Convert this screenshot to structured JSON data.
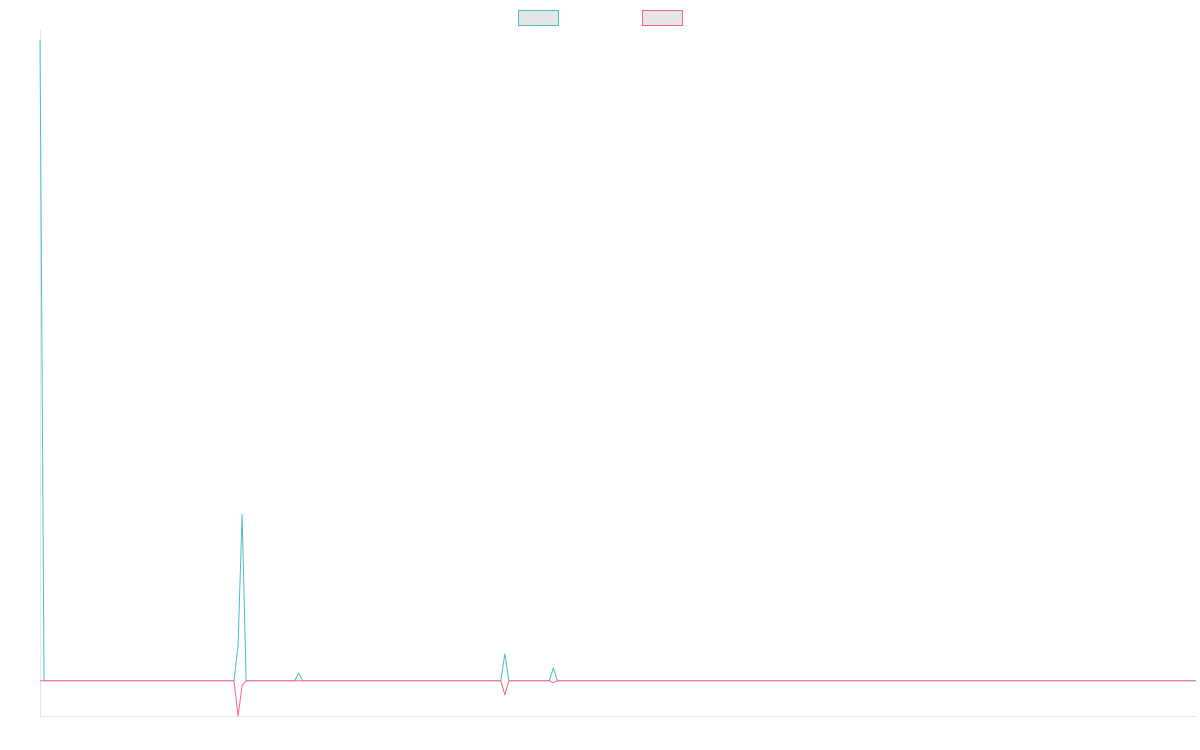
{
  "chart_data": {
    "type": "line",
    "title": "",
    "xlabel": "",
    "ylabel": "",
    "x_count": 287,
    "ylim": [
      -7,
      129
    ],
    "legend": {
      "placement": "top-center"
    },
    "grid": false,
    "series": [
      {
        "name": "",
        "color": "#4bc0c0",
        "fill": "rgba(201,203,207,0.5)",
        "points": [
          [
            0,
            127
          ],
          [
            1,
            0
          ],
          [
            48,
            0
          ],
          [
            49,
            7
          ],
          [
            50,
            33
          ],
          [
            51,
            0
          ],
          [
            63,
            0
          ],
          [
            64,
            1.5
          ],
          [
            65,
            0
          ],
          [
            114,
            0
          ],
          [
            115,
            5.3
          ],
          [
            116,
            0
          ],
          [
            126,
            0
          ],
          [
            127,
            2.5
          ],
          [
            128,
            0
          ],
          [
            286,
            0
          ]
        ]
      },
      {
        "name": "",
        "color": "#ff6384",
        "fill": "rgba(201,203,207,0.5)",
        "points": [
          [
            0,
            0
          ],
          [
            48,
            0
          ],
          [
            49,
            -7
          ],
          [
            50,
            -1
          ],
          [
            51,
            0
          ],
          [
            114,
            0
          ],
          [
            115,
            -2.8
          ],
          [
            116,
            0
          ],
          [
            126,
            0
          ],
          [
            127,
            -0.4
          ],
          [
            128,
            0
          ],
          [
            286,
            0
          ]
        ]
      }
    ]
  }
}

•••••

→ PROBLEM DETAILS: Copy the material above exactly and drop the pictures.

→ THE REPLY:
Convert this screenshot to structured JSON data.
{
  "chart_data": {
    "type": "line",
    "title": "",
    "xlabel": "",
    "ylabel": "",
    "x_count": 287,
    "ylim": [
      -7,
      129
    ],
    "legend": {
      "placement": "top-center"
    },
    "grid": false,
    "series": [
      {
        "name": "",
        "color": "#4bc0c0",
        "fill": "rgba(201,203,207,0.5)",
        "points": [
          [
            0,
            127
          ],
          [
            1,
            0
          ],
          [
            48,
            0
          ],
          [
            49,
            7
          ],
          [
            50,
            33
          ],
          [
            51,
            0
          ],
          [
            63,
            0
          ],
          [
            64,
            1.5
          ],
          [
            65,
            0
          ],
          [
            114,
            0
          ],
          [
            115,
            5.3
          ],
          [
            116,
            0
          ],
          [
            126,
            0
          ],
          [
            127,
            2.5
          ],
          [
            128,
            0
          ],
          [
            286,
            0
          ]
        ]
      },
      {
        "name": "",
        "color": "#ff6384",
        "fill": "rgba(201,203,207,0.5)",
        "points": [
          [
            0,
            0
          ],
          [
            48,
            0
          ],
          [
            49,
            -7
          ],
          [
            50,
            -1
          ],
          [
            51,
            0
          ],
          [
            114,
            0
          ],
          [
            115,
            -2.8
          ],
          [
            116,
            0
          ],
          [
            126,
            0
          ],
          [
            127,
            -0.4
          ],
          [
            128,
            0
          ],
          [
            286,
            0
          ]
        ]
      }
    ]
  }
}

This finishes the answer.